• WORK REQUIRED:
Each record below is to be reproduced without any change.

▬▬▬▬▬▬▬▬▬▬

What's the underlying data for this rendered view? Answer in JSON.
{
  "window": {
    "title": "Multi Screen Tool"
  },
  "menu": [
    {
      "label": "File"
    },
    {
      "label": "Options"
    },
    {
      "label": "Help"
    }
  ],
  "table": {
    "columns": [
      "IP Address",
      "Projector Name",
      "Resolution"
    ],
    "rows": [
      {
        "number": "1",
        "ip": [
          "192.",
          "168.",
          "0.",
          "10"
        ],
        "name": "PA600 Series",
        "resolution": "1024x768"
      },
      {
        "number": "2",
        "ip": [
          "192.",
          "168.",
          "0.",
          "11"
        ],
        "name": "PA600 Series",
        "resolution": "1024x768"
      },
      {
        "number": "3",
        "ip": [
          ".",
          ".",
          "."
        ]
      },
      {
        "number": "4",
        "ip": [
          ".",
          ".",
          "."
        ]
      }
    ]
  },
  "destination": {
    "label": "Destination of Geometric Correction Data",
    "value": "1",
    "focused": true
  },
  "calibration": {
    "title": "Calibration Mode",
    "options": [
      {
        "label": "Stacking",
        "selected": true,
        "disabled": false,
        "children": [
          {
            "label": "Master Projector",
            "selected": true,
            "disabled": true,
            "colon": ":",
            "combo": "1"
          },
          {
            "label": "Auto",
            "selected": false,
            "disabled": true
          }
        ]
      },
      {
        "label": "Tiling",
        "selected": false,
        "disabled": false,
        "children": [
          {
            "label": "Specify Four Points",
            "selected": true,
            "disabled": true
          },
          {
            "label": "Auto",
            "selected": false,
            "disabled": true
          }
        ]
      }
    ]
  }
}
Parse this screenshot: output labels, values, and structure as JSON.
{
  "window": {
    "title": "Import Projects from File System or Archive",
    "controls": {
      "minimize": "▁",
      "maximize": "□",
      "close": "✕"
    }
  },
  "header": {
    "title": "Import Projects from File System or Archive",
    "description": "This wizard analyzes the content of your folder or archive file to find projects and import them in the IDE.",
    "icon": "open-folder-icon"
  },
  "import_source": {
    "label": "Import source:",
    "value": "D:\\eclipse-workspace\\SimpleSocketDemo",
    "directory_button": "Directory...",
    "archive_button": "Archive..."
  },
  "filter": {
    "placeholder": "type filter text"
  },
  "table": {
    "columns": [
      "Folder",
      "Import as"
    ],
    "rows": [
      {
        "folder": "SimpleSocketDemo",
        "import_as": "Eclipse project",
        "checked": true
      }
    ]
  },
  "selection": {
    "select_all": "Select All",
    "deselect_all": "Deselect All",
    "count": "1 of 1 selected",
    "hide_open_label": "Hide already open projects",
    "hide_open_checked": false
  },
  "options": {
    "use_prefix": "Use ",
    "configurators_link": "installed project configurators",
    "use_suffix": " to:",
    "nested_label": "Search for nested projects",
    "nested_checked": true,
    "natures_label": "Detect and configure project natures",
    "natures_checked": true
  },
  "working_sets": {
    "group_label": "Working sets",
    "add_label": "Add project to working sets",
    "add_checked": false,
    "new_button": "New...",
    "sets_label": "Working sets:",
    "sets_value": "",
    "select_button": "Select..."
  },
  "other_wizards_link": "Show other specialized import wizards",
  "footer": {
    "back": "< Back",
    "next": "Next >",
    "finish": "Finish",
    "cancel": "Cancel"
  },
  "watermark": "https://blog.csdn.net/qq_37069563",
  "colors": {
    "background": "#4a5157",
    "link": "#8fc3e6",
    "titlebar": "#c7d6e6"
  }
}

▬▬▬▬▬▬▬▬▬▬

• RESPONSE TO THE TASK:
What's the underlying data for this rendered view? Answer in JSON.
{
  "window": {
    "title": "Multi Screen Tool"
  },
  "menu": [
    {
      "label": "File"
    },
    {
      "label": "Options"
    },
    {
      "label": "Help"
    }
  ],
  "table": {
    "columns": [
      "IP Address",
      "Projector Name",
      "Resolution"
    ],
    "rows": [
      {
        "number": "1",
        "ip": [
          "192.",
          "168.",
          "0.",
          "10"
        ],
        "name": "PA600 Series",
        "resolution": "1024x768"
      },
      {
        "number": "2",
        "ip": [
          "192.",
          "168.",
          "0.",
          "11"
        ],
        "name": "PA600 Series",
        "resolution": "1024x768"
      },
      {
        "number": "3",
        "ip": [
          ".",
          ".",
          "."
        ]
      },
      {
        "number": "4",
        "ip": [
          ".",
          ".",
          "."
        ]
      }
    ]
  },
  "destination": {
    "label": "Destination of Geometric Correction Data",
    "value": "1",
    "focused": true
  },
  "calibration": {
    "title": "Calibration Mode",
    "options": [
      {
        "label": "Stacking",
        "selected": true,
        "disabled": false,
        "children": [
          {
            "label": "Master Projector",
            "selected": true,
            "disabled": true,
            "colon": ":",
            "combo": "1"
          },
          {
            "label": "Auto",
            "selected": false,
            "disabled": true
          }
        ]
      },
      {
        "label": "Tiling",
        "selected": false,
        "disabled": false,
        "children": [
          {
            "label": "Specify Four Points",
            "selected": true,
            "disabled": true
          },
          {
            "label": "Auto",
            "selected": false,
            "disabled": true
          }
        ]
      }
    ]
  }
}
Parse this screenshot: output labels, values, and structure as JSON.
{
  "window": {
    "title": "Import Projects from File System or Archive",
    "controls": {
      "minimize": "▁",
      "maximize": "□",
      "close": "✕"
    }
  },
  "header": {
    "title": "Import Projects from File System or Archive",
    "description": "This wizard analyzes the content of your folder or archive file to find projects and import them in the IDE.",
    "icon": "open-folder-icon"
  },
  "import_source": {
    "label": "Import source:",
    "value": "D:\\eclipse-workspace\\SimpleSocketDemo",
    "directory_button": "Directory...",
    "archive_button": "Archive..."
  },
  "filter": {
    "placeholder": "type filter text"
  },
  "table": {
    "columns": [
      "Folder",
      "Import as"
    ],
    "rows": [
      {
        "folder": "SimpleSocketDemo",
        "import_as": "Eclipse project",
        "checked": true
      }
    ]
  },
  "selection": {
    "select_all": "Select All",
    "deselect_all": "Deselect All",
    "count": "1 of 1 selected",
    "hide_open_label": "Hide already open projects",
    "hide_open_checked": false
  },
  "options": {
    "use_prefix": "Use ",
    "configurators_link": "installed project configurators",
    "use_suffix": " to:",
    "nested_label": "Search for nested projects",
    "nested_checked": true,
    "natures_label": "Detect and configure project natures",
    "natures_checked": true
  },
  "working_sets": {
    "group_label": "Working sets",
    "add_label": "Add project to working sets",
    "add_checked": false,
    "new_button": "New...",
    "sets_label": "Working sets:",
    "sets_value": "",
    "select_button": "Select..."
  },
  "other_wizards_link": "Show other specialized import wizards",
  "footer": {
    "back": "< Back",
    "next": "Next >",
    "finish": "Finish",
    "cancel": "Cancel"
  },
  "watermark": "https://blog.csdn.net/qq_37069563",
  "colors": {
    "background": "#4a5157",
    "link": "#8fc3e6",
    "titlebar": "#c7d6e6"
  }
}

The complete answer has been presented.